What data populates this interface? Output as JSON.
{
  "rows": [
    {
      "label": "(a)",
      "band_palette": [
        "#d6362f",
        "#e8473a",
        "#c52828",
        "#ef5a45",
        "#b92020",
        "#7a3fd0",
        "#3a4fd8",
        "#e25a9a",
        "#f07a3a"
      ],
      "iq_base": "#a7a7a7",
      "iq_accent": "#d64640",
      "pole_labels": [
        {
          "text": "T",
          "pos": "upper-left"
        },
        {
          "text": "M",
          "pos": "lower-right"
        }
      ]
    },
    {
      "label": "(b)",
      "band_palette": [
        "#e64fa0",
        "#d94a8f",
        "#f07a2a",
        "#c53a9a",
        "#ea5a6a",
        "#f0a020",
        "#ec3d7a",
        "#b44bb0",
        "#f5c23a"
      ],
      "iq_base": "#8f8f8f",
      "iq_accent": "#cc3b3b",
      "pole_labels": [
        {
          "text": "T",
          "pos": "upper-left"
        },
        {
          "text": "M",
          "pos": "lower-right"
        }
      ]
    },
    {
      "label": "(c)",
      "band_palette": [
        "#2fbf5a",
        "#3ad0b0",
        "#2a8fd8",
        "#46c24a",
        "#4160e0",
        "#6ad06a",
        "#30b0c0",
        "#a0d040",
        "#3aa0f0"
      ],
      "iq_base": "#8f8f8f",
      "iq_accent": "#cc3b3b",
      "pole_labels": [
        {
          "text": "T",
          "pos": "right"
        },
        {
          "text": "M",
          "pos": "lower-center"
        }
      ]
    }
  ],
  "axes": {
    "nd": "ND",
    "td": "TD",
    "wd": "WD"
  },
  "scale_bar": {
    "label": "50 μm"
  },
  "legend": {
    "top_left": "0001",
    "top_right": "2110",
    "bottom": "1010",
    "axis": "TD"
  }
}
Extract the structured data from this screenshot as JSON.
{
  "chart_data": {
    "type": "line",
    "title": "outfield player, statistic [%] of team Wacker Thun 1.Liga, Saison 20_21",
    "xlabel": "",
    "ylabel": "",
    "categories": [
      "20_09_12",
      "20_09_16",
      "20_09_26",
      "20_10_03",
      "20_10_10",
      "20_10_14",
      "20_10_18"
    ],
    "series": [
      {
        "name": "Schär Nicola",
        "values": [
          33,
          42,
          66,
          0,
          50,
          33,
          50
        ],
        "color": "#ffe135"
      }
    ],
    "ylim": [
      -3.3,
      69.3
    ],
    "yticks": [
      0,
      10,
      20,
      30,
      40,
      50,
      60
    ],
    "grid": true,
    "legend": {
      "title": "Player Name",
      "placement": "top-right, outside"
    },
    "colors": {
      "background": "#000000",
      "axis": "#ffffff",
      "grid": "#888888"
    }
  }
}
------------------------------------------------------------------------
**EXERCISE:**
Copy all of the data. Keep every word exactly as it is.

**RESPONSE:**
What data populates this interface? Output as JSON.
{
  "rows": [
    {
      "label": "(a)",
      "band_palette": [
        "#d6362f",
        "#e8473a",
        "#c52828",
        "#ef5a45",
        "#b92020",
        "#7a3fd0",
        "#3a4fd8",
        "#e25a9a",
        "#f07a3a"
      ],
      "iq_base": "#a7a7a7",
      "iq_accent": "#d64640",
      "pole_labels": [
        {
          "text": "T",
          "pos": "upper-left"
        },
        {
          "text": "M",
          "pos": "lower-right"
        }
      ]
    },
    {
      "label": "(b)",
      "band_palette": [
        "#e64fa0",
        "#d94a8f",
        "#f07a2a",
        "#c53a9a",
        "#ea5a6a",
        "#f0a020",
        "#ec3d7a",
        "#b44bb0",
        "#f5c23a"
      ],
      "iq_base": "#8f8f8f",
      "iq_accent": "#cc3b3b",
      "pole_labels": [
        {
          "text": "T",
          "pos": "upper-left"
        },
        {
          "text": "M",
          "pos": "lower-right"
        }
      ]
    },
    {
      "label": "(c)",
      "band_palette": [
        "#2fbf5a",
        "#3ad0b0",
        "#2a8fd8",
        "#46c24a",
        "#4160e0",
        "#6ad06a",
        "#30b0c0",
        "#a0d040",
        "#3aa0f0"
      ],
      "iq_base": "#8f8f8f",
      "iq_accent": "#cc3b3b",
      "pole_labels": [
        {
          "text": "T",
          "pos": "right"
        },
        {
          "text": "M",
          "pos": "lower-center"
        }
      ]
    }
  ],
  "axes": {
    "nd": "ND",
    "td": "TD",
    "wd": "WD"
  },
  "scale_bar": {
    "label": "50 μm"
  },
  "legend": {
    "top_left": "0001",
    "top_right": "2110",
    "bottom": "1010",
    "axis": "TD"
  }
}
Extract the structured data from this screenshot as JSON.
{
  "chart_data": {
    "type": "line",
    "title": "outfield player, statistic [%] of team Wacker Thun 1.Liga, Saison 20_21",
    "xlabel": "",
    "ylabel": "",
    "categories": [
      "20_09_12",
      "20_09_16",
      "20_09_26",
      "20_10_03",
      "20_10_10",
      "20_10_14",
      "20_10_18"
    ],
    "series": [
      {
        "name": "Schär Nicola",
        "values": [
          33,
          42,
          66,
          0,
          50,
          33,
          50
        ],
        "color": "#ffe135"
      }
    ],
    "ylim": [
      -3.3,
      69.3
    ],
    "yticks": [
      0,
      10,
      20,
      30,
      40,
      50,
      60
    ],
    "grid": true,
    "legend": {
      "title": "Player Name",
      "placement": "top-right, outside"
    },
    "colors": {
      "background": "#000000",
      "axis": "#ffffff",
      "grid": "#888888"
    }
  }
}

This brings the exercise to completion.